● Problem description
Return every record below exactly as written, omitting any pictures.

● Rows
◆ ◆ ◆ ◆ ◆
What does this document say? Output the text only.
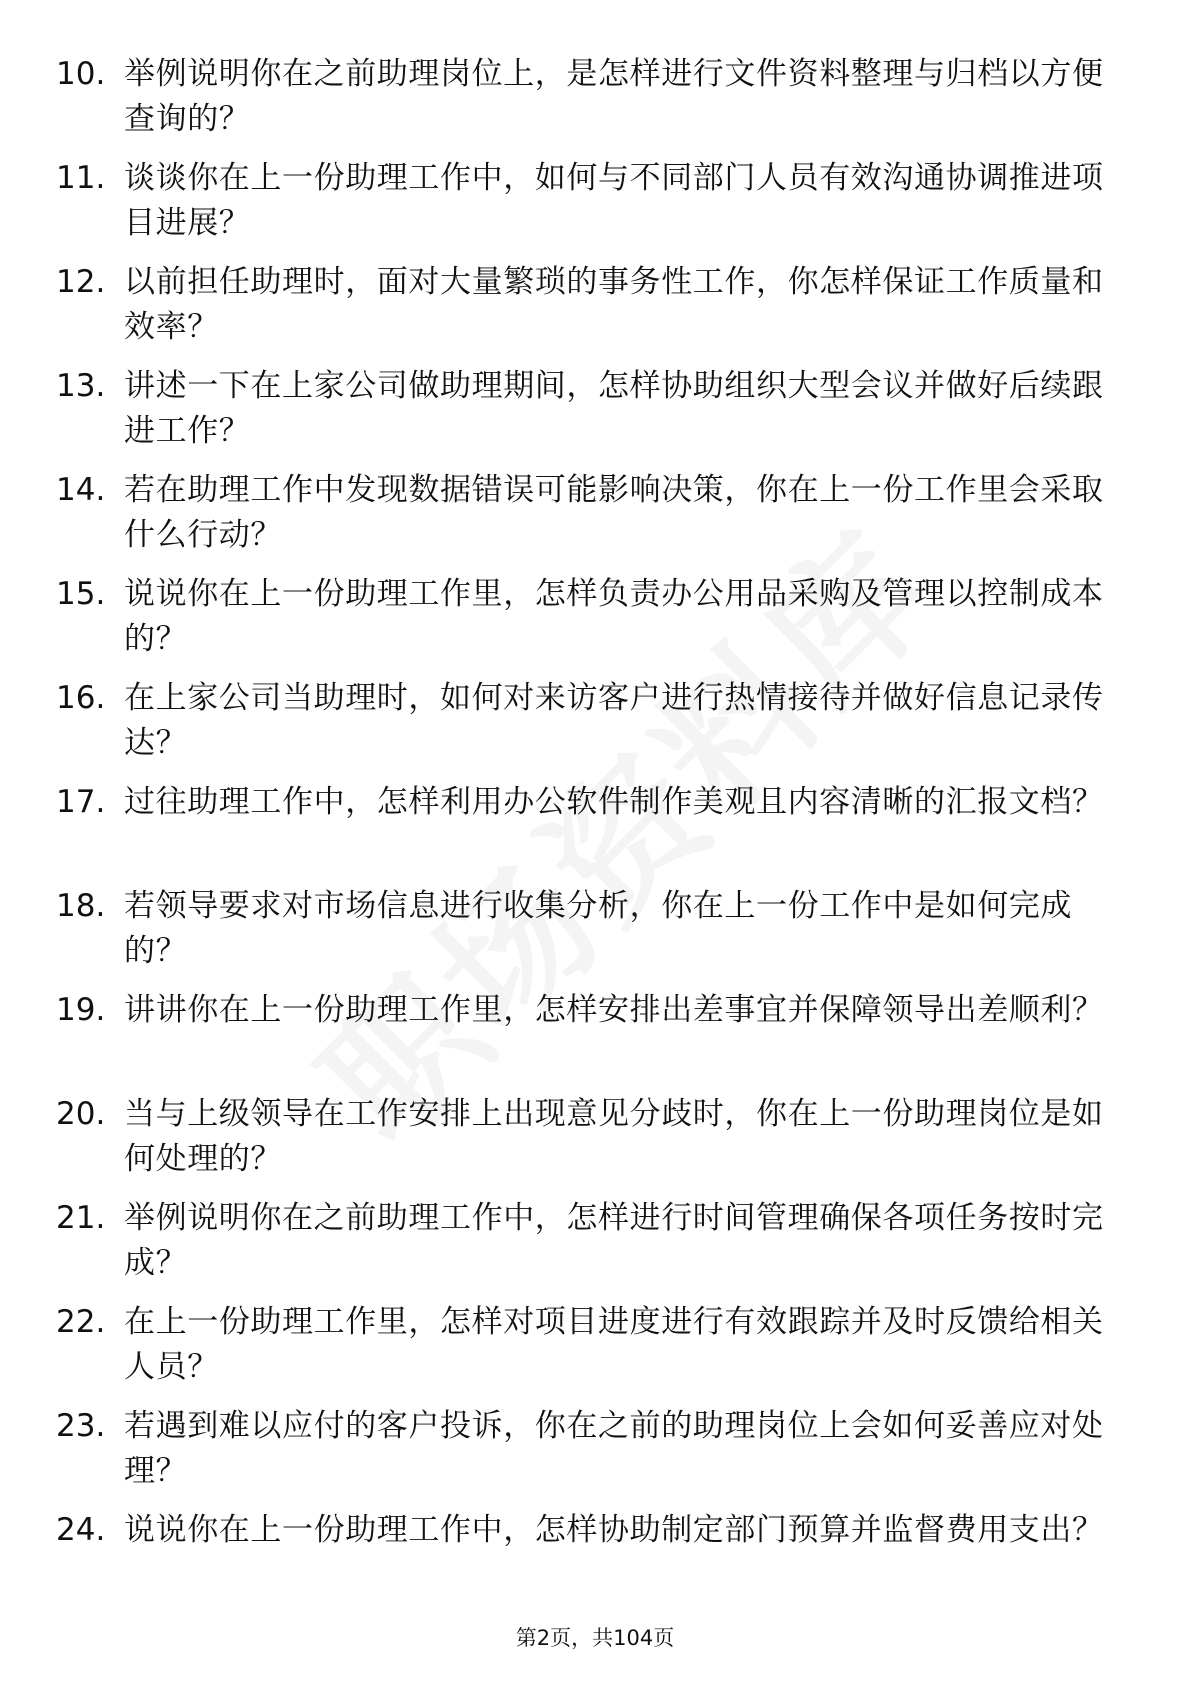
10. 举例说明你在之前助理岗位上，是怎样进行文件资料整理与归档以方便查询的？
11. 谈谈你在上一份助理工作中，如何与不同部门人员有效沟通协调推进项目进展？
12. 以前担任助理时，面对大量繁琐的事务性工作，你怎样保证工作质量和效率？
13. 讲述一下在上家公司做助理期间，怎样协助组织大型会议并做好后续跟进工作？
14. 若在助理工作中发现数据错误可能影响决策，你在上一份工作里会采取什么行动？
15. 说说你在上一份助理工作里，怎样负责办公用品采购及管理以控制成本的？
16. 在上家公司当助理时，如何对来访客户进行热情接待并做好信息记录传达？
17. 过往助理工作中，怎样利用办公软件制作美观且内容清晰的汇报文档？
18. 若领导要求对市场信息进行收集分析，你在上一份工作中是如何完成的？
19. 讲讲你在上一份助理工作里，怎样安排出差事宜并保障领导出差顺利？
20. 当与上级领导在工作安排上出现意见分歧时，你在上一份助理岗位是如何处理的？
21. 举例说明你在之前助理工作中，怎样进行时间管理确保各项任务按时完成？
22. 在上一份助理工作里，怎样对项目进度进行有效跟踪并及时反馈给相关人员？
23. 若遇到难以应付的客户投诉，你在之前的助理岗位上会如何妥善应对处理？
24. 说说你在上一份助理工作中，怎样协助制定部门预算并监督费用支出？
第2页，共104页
◆ ◆ ◆ ◆ ◆
● Exercise output
What does this document say? Output the text only.
10. 举例说明你在之前助理岗位上，是怎样进行文件资料整理与归档以方便查询的？
11. 谈谈你在上一份助理工作中，如何与不同部门人员有效沟通协调推进项目进展？
12. 以前担任助理时，面对大量繁琐的事务性工作，你怎样保证工作质量和效率？
13. 讲述一下在上家公司做助理期间，怎样协助组织大型会议并做好后续跟进工作？
14. 若在助理工作中发现数据错误可能影响决策，你在上一份工作里会采取什么行动？
15. 说说你在上一份助理工作里，怎样负责办公用品采购及管理以控制成本的？
16. 在上家公司当助理时，如何对来访客户进行热情接待并做好信息记录传达？
17. 过往助理工作中，怎样利用办公软件制作美观且内容清晰的汇报文档？
18. 若领导要求对市场信息进行收集分析，你在上一份工作中是如何完成的？
19. 讲讲你在上一份助理工作里，怎样安排出差事宜并保障领导出差顺利？
20. 当与上级领导在工作安排上出现意见分歧时，你在上一份助理岗位是如何处理的？
21. 举例说明你在之前助理工作中，怎样进行时间管理确保各项任务按时完成？
22. 在上一份助理工作里，怎样对项目进度进行有效跟踪并及时反馈给相关人员？
23. 若遇到难以应付的客户投诉，你在之前的助理岗位上会如何妥善应对处理？
24. 说说你在上一份助理工作中，怎样协助制定部门预算并监督费用支出？
第2页，共104页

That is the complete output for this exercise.